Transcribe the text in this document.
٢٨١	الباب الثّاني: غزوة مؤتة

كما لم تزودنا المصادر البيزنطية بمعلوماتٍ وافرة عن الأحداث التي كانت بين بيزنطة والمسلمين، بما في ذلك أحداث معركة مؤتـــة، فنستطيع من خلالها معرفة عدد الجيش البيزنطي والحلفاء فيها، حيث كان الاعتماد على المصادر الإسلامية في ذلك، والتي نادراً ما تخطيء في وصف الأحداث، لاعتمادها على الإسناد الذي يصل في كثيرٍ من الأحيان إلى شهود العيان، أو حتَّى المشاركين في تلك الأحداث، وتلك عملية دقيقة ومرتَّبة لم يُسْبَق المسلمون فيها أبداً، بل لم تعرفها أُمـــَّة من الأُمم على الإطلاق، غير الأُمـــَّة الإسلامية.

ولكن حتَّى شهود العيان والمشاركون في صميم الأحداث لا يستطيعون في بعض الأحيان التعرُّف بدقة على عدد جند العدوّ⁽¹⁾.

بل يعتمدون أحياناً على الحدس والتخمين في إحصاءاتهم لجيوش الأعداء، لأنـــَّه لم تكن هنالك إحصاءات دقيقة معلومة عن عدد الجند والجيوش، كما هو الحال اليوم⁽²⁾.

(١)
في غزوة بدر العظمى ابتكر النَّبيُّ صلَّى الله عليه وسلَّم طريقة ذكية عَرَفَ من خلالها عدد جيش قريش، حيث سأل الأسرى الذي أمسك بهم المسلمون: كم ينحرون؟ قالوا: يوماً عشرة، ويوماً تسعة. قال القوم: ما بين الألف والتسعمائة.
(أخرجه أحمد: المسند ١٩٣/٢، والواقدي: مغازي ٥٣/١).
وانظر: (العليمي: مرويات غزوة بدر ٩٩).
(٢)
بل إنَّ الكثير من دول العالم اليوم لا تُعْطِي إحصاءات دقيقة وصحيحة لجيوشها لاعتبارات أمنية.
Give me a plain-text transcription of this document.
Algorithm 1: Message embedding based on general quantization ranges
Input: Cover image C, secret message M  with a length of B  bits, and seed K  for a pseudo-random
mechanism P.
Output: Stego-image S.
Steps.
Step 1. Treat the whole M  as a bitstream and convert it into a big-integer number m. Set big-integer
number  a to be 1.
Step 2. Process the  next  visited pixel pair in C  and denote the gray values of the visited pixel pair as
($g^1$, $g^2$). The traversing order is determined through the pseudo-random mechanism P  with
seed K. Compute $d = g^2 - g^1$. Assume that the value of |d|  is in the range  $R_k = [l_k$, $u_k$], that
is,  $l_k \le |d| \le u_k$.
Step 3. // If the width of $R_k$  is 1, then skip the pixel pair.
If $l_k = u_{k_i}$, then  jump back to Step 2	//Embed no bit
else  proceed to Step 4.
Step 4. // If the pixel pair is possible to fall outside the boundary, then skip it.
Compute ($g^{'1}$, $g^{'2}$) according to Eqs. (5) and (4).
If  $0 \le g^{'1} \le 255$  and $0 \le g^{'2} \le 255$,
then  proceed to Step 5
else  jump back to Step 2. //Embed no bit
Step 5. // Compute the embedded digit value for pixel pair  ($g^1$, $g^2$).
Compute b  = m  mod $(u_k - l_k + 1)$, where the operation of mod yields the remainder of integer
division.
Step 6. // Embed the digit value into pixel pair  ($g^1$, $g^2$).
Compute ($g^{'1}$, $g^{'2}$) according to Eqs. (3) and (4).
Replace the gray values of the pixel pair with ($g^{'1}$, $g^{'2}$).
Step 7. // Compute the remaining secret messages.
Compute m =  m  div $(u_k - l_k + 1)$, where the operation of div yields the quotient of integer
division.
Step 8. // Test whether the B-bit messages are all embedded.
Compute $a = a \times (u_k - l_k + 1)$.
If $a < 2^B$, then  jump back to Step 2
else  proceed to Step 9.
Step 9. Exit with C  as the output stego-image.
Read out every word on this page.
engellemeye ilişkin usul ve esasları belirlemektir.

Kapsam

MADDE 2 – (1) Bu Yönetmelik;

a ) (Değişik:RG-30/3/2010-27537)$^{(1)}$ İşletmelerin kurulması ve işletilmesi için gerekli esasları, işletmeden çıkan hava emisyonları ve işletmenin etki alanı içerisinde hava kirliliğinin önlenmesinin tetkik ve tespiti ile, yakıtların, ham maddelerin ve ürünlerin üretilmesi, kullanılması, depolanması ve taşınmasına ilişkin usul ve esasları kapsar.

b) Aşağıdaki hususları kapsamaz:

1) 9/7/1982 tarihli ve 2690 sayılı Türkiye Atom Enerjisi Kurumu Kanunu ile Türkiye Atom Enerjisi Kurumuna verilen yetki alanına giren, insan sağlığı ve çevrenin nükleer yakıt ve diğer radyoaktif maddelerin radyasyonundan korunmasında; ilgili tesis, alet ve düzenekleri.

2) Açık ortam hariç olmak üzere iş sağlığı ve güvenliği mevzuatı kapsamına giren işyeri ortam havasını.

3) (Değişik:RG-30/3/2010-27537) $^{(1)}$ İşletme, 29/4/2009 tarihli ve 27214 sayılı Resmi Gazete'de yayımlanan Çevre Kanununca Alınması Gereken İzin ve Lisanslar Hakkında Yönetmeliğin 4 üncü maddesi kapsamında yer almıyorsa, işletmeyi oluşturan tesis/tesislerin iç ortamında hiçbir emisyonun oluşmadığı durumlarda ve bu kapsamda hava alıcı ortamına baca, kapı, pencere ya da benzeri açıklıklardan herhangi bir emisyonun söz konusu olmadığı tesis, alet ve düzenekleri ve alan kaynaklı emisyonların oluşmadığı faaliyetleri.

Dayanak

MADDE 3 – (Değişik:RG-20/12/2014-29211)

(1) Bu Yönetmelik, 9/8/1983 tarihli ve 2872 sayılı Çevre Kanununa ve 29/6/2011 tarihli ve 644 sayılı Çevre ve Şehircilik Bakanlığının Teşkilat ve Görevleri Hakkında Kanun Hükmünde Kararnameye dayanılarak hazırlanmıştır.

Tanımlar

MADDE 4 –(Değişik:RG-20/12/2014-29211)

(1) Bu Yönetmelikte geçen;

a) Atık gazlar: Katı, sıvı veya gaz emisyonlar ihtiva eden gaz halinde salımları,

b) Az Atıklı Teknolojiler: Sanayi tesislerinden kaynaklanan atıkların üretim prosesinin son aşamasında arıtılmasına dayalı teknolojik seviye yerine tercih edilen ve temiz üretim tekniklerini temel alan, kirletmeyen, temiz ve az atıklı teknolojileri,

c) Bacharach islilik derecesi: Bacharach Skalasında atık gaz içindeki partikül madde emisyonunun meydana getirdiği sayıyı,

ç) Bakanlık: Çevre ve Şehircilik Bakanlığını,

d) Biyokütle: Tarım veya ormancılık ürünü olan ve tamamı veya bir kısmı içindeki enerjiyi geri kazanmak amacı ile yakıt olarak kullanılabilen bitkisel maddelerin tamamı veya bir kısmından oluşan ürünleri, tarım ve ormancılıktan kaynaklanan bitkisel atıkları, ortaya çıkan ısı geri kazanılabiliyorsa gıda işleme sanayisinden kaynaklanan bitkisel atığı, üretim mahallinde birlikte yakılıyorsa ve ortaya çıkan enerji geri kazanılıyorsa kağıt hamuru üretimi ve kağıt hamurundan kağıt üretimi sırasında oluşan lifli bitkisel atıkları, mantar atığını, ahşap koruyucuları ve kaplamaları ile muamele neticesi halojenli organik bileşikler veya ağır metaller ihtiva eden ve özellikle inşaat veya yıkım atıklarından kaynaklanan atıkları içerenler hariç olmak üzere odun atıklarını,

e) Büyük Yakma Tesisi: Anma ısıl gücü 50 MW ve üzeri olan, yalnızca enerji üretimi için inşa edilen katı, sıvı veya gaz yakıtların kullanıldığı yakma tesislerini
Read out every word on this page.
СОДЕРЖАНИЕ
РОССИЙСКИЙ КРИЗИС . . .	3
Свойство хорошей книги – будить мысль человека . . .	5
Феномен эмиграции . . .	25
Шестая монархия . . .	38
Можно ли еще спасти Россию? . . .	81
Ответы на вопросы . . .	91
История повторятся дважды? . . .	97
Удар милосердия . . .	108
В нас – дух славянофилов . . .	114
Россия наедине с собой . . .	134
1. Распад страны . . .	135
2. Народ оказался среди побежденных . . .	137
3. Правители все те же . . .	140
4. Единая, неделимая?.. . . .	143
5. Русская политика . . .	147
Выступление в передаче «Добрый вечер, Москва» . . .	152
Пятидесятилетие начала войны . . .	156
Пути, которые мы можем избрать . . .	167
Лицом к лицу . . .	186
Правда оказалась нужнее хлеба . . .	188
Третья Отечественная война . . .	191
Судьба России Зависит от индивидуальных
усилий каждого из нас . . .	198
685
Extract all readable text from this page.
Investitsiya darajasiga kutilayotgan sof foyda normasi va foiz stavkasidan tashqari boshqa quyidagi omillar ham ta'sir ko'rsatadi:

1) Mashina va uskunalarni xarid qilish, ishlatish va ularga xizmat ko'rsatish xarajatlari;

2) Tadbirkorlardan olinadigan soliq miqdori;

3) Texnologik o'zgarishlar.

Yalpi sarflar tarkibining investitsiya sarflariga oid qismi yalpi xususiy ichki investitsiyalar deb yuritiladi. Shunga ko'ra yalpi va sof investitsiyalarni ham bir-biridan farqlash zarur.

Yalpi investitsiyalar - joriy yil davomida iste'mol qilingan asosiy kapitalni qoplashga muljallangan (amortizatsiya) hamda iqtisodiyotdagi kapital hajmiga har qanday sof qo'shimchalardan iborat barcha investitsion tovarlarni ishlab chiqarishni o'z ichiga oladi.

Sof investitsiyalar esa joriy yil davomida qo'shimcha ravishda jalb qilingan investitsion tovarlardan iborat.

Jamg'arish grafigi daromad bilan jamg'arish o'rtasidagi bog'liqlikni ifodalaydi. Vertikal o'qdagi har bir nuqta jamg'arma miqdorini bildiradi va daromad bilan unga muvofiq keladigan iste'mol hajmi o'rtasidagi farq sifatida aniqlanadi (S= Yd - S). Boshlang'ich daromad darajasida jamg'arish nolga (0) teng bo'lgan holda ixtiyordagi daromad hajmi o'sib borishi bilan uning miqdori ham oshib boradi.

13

> What the exercise asks
Using the listing above, show each line holding the string "pseudo".

> Answer below
Input: Cover image C, secret message M  with a length of B  bits, and seed K  for a pseudo-random
($g^1$, $g^2$). The traversing order is determined through the pseudo-random mechanism P  with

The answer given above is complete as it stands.